Task to complete: Write out the records beneath this line exactly as they appear, minus any images.
----------------
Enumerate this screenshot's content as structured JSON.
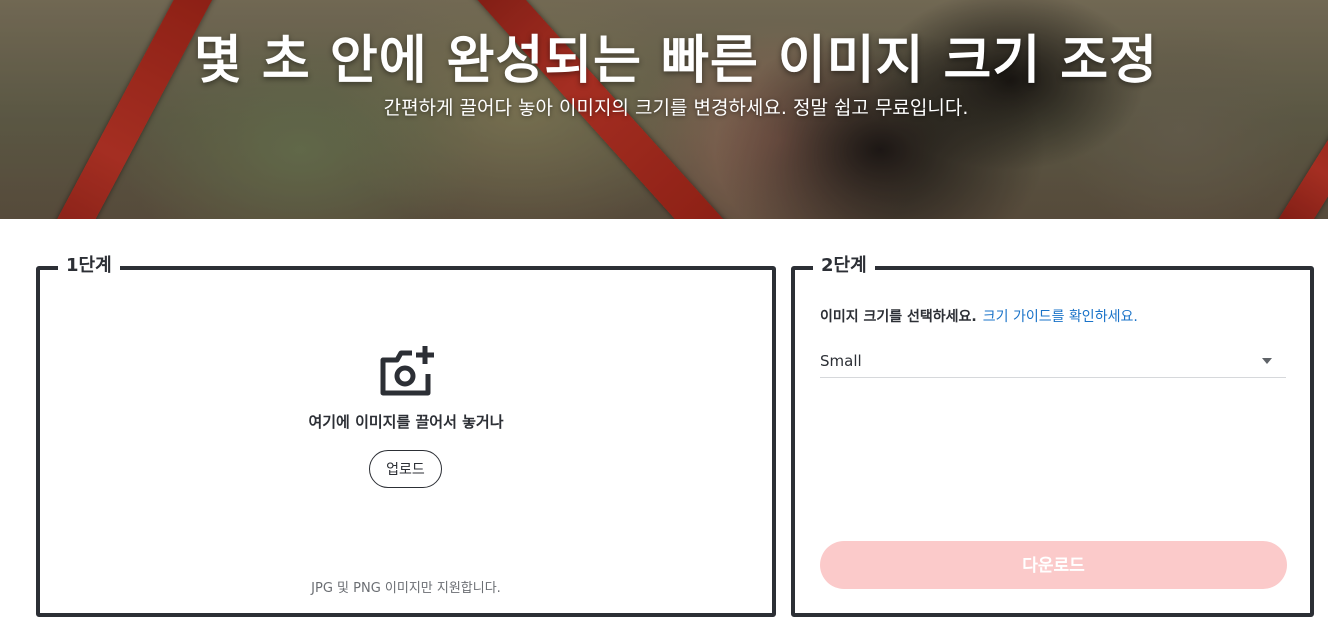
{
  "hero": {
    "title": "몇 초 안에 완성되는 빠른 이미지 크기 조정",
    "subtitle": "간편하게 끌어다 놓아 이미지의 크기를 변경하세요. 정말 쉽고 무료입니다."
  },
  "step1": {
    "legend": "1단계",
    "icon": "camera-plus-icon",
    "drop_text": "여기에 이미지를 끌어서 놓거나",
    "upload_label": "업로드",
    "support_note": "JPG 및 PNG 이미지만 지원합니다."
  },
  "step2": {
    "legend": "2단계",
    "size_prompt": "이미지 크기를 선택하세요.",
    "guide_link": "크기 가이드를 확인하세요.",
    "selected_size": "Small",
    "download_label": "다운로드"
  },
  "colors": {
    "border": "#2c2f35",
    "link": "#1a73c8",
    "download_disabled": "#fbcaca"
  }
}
----------------
Solution below:
Enumerate this screenshot's content as structured JSON.
{
  "hero": {
    "title": "몇 초 안에 완성되는 빠른 이미지 크기 조정",
    "subtitle": "간편하게 끌어다 놓아 이미지의 크기를 변경하세요. 정말 쉽고 무료입니다."
  },
  "step1": {
    "legend": "1단계",
    "icon": "camera-plus-icon",
    "drop_text": "여기에 이미지를 끌어서 놓거나",
    "upload_label": "업로드",
    "support_note": "JPG 및 PNG 이미지만 지원합니다."
  },
  "step2": {
    "legend": "2단계",
    "size_prompt": "이미지 크기를 선택하세요.",
    "guide_link": "크기 가이드를 확인하세요.",
    "selected_size": "Small",
    "download_label": "다운로드"
  },
  "colors": {
    "border": "#2c2f35",
    "link": "#1a73c8",
    "download_disabled": "#fbcaca"
  }
}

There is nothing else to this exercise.